GIVEN INSTRUCTION 1: Print, word for word, the part of the text on Gundulić's poem that opens with the words "Parable as a literary" and closes with "to his repentance.".
GIVEN INSTRUCTION 2: According to the text on Gundulić's poem, where and in what year was the poem originally published?
GIVEN INSTRUCTION 3: Check each statement against the text on Gundulić's poem and answer yes or no, quoting the words that decide it: (a) The poem runs to 1332 verses. (b) In the biblical parable, the son serves as narrator. (c) The poem keeps the character of the older son.

TEXT PASSAGE:
Begin
The Tears of the Prodigal Son (Croatian: Suze sina razmetnoga) is a poem written by the Croatian Baroque poet Ivan Gundulić. It was originally published in Venice in 1622.

The poem is composed of three laments (cries) (plač): the Sin (Sagriješenje), the Comprehension (Spoznanje) and the Humility (Skrušenje), presenting the three basic categories of Christianity — sin, repentance and redemption — through contrasts like death/life, sin/purity and Hell/Heaven.

The poem Tears of the Prodigal Son draws on the well-known biblical Parable of the Prodigal Son found in Luke 15:11-32, the basis of which forms a story on a father forgiving his son's spendthriftness and greed, after the son comes back home remorseful of his actions. Gundulić adapts and heavily elaborates the original storyline, but still leaves clearly recognizable traits of the biblical template.

Parable as a literary form represents an elaborated simile or a metaphor, inserted into a larger literary works — the Bible in this case. Biblical parable on the prodigal son has but merely two dozen lines, while Gundulić's poetical cultivation extends to 1332 verses, being permeated with numerous son's contemplations on the meaning of life and death, the sin, and numerous verses dedicated to his repentance.

In monologue form the son introduces the plot to the reader, and therefore beside being the main character serves also the role of a narrator, with the exception of sporadic occurrence of the omniscient narrator who announces the monologue. In the biblical parable, however, only the omniscient narrator appears.

Significantly different is the elaboration on the sin itself, being portrayed in the biblical parable as a hedonistic enjoyment in life's pleasures, excessive luxury and overindulgence. The poem adapts those sins too, but ultimately binds them into the foremost sin of lust, induced by a beautiful woman. Lust has encouraged the son to prodigality, for his fortunes fade not for his own self-centered "riotous living", but for the sake of pleasing the woman by buying her valuable presents. The character of a salacious woman is non-existent in the biblical parable, and as a counterbalance the poem omits the character of an older son which slightly changes the poem's ending and significantly the moral lesson learned.
End
DATA:
Begin
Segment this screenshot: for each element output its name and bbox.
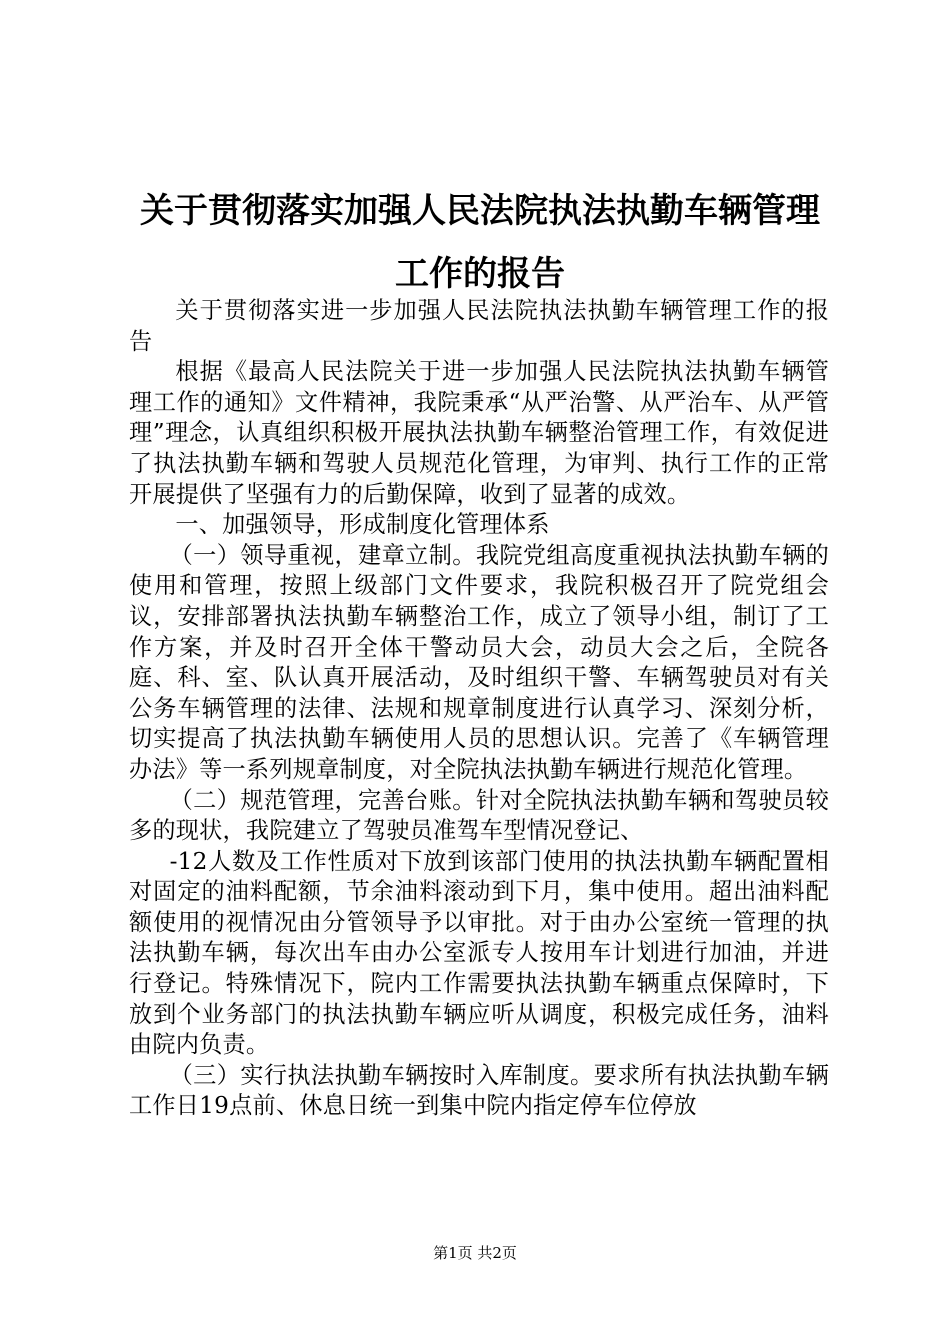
End
EXERCISE SOLUTION 1:
Parable as a literary form represents an elaborated simile or a metaphor, inserted into a larger literary works — the Bible in this case. Biblical parable on the prodigal son has but merely two dozen lines, while Gundulić's poetical cultivation extends to 1332 verses, being permeated with numerous son's contemplations on the meaning of life and death, the sin, and numerous verses dedicated to his repentance.

EXERCISE SOLUTION 2: Venice, in 1622.

EXERCISE SOLUTION 3:
(a) Yes: "Gundulić's poetical cultivation extends to 1332 verses"
(b) No: "In the biblical parable, however, only the omniscient narrator appears."
(c) No: "the poem omits the character of an older son"